#### GIVEN DATA
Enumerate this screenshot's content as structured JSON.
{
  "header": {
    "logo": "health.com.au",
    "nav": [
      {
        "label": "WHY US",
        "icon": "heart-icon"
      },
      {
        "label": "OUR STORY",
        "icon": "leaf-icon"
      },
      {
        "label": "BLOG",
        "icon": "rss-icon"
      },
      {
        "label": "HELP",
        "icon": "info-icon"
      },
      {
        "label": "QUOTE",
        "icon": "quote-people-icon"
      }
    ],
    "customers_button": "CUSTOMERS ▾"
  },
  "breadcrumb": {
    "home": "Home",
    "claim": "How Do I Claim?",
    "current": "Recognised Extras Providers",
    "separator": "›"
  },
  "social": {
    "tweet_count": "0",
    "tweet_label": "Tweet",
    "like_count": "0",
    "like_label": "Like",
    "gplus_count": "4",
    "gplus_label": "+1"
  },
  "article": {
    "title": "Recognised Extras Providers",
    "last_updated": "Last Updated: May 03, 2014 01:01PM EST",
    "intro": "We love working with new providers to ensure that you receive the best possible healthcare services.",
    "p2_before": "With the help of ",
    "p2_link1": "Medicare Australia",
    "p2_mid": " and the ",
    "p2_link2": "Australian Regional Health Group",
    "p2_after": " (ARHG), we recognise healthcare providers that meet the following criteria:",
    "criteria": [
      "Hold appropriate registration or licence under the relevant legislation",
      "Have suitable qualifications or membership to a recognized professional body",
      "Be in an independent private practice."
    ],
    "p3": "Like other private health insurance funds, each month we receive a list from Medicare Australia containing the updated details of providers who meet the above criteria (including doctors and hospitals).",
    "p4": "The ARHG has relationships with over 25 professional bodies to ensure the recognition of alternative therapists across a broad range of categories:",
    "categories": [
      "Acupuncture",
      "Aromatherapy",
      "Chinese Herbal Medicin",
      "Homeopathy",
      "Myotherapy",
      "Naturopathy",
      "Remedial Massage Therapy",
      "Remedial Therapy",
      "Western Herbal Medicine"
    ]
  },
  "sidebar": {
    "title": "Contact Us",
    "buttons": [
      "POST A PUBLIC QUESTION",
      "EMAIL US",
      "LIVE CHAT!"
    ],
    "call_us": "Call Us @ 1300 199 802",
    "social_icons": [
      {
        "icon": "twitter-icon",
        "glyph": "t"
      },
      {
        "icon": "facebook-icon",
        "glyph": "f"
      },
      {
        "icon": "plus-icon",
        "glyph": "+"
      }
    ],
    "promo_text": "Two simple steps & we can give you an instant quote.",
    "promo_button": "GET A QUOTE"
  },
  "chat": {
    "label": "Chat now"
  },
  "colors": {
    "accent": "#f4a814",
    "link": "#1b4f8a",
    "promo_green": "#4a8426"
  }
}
########
## TASK STATEMENT
Copy the material above, line for line.

## CORRECT OUTPUT
Enumerate this screenshot's content as structured JSON.
{
  "header": {
    "logo": "health.com.au",
    "nav": [
      {
        "label": "WHY US",
        "icon": "heart-icon"
      },
      {
        "label": "OUR STORY",
        "icon": "leaf-icon"
      },
      {
        "label": "BLOG",
        "icon": "rss-icon"
      },
      {
        "label": "HELP",
        "icon": "info-icon"
      },
      {
        "label": "QUOTE",
        "icon": "quote-people-icon"
      }
    ],
    "customers_button": "CUSTOMERS ▾"
  },
  "breadcrumb": {
    "home": "Home",
    "claim": "How Do I Claim?",
    "current": "Recognised Extras Providers",
    "separator": "›"
  },
  "social": {
    "tweet_count": "0",
    "tweet_label": "Tweet",
    "like_count": "0",
    "like_label": "Like",
    "gplus_count": "4",
    "gplus_label": "+1"
  },
  "article": {
    "title": "Recognised Extras Providers",
    "last_updated": "Last Updated: May 03, 2014 01:01PM EST",
    "intro": "We love working with new providers to ensure that you receive the best possible healthcare services.",
    "p2_before": "With the help of ",
    "p2_link1": "Medicare Australia",
    "p2_mid": " and the ",
    "p2_link2": "Australian Regional Health Group",
    "p2_after": " (ARHG), we recognise healthcare providers that meet the following criteria:",
    "criteria": [
      "Hold appropriate registration or licence under the relevant legislation",
      "Have suitable qualifications or membership to a recognized professional body",
      "Be in an independent private practice."
    ],
    "p3": "Like other private health insurance funds, each month we receive a list from Medicare Australia containing the updated details of providers who meet the above criteria (including doctors and hospitals).",
    "p4": "The ARHG has relationships with over 25 professional bodies to ensure the recognition of alternative therapists across a broad range of categories:",
    "categories": [
      "Acupuncture",
      "Aromatherapy",
      "Chinese Herbal Medicin",
      "Homeopathy",
      "Myotherapy",
      "Naturopathy",
      "Remedial Massage Therapy",
      "Remedial Therapy",
      "Western Herbal Medicine"
    ]
  },
  "sidebar": {
    "title": "Contact Us",
    "buttons": [
      "POST A PUBLIC QUESTION",
      "EMAIL US",
      "LIVE CHAT!"
    ],
    "call_us": "Call Us @ 1300 199 802",
    "social_icons": [
      {
        "icon": "twitter-icon",
        "glyph": "t"
      },
      {
        "icon": "facebook-icon",
        "glyph": "f"
      },
      {
        "icon": "plus-icon",
        "glyph": "+"
      }
    ],
    "promo_text": "Two simple steps & we can give you an instant quote.",
    "promo_button": "GET A QUOTE"
  },
  "chat": {
    "label": "Chat now"
  },
  "colors": {
    "accent": "#f4a814",
    "link": "#1b4f8a",
    "promo_green": "#4a8426"
  }
}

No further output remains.